◆ WORK TO BE COMPLETED: Pull every line containing the word "pessoa" from the records.

_ _ _

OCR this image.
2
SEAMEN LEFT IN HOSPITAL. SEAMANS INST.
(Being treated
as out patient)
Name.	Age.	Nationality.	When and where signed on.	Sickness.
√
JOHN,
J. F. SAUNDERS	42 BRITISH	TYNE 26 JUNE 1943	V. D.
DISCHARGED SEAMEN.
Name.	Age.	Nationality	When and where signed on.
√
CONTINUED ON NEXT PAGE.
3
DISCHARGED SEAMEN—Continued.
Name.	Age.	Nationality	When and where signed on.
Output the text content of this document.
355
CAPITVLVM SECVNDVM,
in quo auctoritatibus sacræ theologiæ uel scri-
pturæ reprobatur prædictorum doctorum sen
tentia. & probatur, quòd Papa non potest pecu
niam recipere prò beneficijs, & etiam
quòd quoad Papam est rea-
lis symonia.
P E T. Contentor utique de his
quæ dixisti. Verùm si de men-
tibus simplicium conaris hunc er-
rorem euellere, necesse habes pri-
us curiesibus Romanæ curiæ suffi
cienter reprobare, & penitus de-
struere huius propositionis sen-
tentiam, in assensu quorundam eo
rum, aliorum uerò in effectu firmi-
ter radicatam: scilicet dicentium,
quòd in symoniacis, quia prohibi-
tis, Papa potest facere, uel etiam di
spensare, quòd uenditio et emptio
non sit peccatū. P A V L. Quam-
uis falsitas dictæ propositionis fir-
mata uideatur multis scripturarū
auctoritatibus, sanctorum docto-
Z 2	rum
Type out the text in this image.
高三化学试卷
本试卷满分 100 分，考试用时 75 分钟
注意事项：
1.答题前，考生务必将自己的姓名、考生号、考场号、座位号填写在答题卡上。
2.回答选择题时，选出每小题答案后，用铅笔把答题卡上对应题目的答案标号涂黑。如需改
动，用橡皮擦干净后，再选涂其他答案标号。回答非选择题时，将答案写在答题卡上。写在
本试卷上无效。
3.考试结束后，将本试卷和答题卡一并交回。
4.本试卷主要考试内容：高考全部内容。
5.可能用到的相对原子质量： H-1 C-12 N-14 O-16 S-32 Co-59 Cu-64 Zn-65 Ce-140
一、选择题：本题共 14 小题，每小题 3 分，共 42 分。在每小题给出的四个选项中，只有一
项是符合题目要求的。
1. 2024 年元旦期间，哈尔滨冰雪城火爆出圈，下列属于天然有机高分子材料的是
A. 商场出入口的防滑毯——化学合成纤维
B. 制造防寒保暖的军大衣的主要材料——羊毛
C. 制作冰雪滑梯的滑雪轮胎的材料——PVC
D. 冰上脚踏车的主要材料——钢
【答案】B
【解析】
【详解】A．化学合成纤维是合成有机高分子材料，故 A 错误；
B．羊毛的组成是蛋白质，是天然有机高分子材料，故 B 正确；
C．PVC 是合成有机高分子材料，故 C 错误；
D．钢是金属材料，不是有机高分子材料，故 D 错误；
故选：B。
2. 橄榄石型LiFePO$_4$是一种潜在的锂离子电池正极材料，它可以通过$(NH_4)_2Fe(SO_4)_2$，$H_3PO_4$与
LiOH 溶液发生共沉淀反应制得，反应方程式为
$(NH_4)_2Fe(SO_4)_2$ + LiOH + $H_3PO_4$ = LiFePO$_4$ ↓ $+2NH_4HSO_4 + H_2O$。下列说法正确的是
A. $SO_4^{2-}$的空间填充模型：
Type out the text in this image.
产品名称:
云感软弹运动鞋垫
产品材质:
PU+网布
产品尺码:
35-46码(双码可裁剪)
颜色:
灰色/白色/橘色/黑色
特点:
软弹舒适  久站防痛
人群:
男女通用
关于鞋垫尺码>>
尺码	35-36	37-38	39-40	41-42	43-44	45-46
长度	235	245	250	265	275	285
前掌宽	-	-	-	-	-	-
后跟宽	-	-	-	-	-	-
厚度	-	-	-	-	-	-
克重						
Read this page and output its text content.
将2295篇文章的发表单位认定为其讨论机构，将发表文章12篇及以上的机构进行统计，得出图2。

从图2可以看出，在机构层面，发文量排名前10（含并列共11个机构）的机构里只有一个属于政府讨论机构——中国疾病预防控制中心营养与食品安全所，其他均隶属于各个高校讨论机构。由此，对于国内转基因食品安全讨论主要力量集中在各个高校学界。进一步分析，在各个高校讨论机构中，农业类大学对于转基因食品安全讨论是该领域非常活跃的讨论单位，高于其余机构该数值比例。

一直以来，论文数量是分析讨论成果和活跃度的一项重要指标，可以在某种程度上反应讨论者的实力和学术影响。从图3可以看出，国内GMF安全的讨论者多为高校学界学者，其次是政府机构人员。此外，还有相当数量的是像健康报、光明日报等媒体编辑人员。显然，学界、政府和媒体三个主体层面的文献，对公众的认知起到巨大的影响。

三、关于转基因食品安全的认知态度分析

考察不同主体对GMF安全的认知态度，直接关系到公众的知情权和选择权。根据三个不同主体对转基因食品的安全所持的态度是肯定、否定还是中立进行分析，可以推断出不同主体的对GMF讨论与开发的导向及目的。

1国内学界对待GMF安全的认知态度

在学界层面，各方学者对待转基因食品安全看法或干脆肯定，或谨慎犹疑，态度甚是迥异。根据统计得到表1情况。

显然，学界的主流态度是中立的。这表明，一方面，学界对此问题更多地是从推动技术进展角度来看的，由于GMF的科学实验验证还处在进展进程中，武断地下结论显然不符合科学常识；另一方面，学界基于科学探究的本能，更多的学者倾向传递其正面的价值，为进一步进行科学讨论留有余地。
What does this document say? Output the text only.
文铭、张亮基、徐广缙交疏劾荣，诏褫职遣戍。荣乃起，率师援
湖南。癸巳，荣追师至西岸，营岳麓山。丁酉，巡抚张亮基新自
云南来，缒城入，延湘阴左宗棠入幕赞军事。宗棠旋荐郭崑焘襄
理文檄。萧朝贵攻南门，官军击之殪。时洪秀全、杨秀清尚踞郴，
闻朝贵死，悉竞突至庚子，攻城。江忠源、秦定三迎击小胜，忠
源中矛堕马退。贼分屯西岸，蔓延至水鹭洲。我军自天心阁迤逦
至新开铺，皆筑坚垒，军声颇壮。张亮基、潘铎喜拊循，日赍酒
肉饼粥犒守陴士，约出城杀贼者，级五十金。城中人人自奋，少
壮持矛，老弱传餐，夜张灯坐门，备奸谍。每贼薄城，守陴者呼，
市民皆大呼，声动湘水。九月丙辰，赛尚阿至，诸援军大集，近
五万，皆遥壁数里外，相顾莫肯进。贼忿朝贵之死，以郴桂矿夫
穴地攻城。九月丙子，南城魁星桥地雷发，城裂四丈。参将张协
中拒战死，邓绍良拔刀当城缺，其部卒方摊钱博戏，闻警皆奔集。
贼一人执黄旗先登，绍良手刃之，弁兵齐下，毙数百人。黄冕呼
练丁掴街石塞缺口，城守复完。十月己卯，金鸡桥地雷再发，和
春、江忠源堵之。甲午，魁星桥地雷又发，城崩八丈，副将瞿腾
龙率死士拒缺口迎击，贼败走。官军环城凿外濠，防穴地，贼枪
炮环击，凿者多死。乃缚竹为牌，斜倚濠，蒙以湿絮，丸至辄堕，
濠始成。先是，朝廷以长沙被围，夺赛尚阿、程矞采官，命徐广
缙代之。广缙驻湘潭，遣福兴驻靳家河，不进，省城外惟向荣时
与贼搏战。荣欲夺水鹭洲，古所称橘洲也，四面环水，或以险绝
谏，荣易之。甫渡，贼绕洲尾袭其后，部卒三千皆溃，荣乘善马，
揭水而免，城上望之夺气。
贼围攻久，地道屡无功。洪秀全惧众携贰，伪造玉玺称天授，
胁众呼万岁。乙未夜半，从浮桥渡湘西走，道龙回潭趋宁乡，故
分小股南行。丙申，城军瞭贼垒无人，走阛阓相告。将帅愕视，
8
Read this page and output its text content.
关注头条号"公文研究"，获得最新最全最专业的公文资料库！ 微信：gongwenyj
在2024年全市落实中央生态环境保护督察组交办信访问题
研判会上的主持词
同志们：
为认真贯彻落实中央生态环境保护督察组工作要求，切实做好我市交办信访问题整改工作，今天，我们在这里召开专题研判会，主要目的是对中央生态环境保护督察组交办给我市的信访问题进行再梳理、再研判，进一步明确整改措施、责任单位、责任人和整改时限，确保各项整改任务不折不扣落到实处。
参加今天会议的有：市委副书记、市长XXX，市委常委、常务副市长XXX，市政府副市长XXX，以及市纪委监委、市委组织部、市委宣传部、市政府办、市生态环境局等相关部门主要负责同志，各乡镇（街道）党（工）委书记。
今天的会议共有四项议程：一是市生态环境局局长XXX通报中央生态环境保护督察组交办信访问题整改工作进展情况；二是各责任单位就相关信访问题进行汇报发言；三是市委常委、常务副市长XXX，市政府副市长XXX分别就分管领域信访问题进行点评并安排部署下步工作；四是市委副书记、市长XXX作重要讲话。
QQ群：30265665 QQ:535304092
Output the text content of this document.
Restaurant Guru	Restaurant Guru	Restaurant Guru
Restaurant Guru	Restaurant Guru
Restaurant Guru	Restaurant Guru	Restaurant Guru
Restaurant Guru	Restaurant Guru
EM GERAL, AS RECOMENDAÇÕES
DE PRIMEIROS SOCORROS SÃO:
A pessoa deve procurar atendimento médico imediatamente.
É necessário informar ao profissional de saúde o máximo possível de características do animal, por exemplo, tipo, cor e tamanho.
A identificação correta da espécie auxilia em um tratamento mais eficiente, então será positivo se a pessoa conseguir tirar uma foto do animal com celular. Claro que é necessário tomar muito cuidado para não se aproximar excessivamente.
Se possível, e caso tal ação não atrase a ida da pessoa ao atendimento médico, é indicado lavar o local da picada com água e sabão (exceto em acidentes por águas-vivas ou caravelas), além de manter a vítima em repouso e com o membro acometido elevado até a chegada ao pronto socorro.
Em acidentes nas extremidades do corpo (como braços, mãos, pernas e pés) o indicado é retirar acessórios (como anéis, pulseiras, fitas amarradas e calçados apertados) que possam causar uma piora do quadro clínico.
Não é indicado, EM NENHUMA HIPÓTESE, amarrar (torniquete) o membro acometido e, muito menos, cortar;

_ _ _

◆ RESPONSE:
A pessoa deve procurar atendimento médico imediatamente.
A identificação correta da espécie auxilia em um tratamento mais eficiente, então será positivo se a pessoa conseguir tirar uma foto do animal com celular. Claro que é necessário tomar muito cuidado para não se aproximar excessivamente.
Se possível, e caso tal ação não atrase a ida da pessoa ao atendimento médico, é indicado lavar o local da picada com água e sabão (exceto em acidentes por águas-vivas ou caravelas), além de manter a vítima em repouso e com o membro acometido elevado até a chegada ao pronto socorro.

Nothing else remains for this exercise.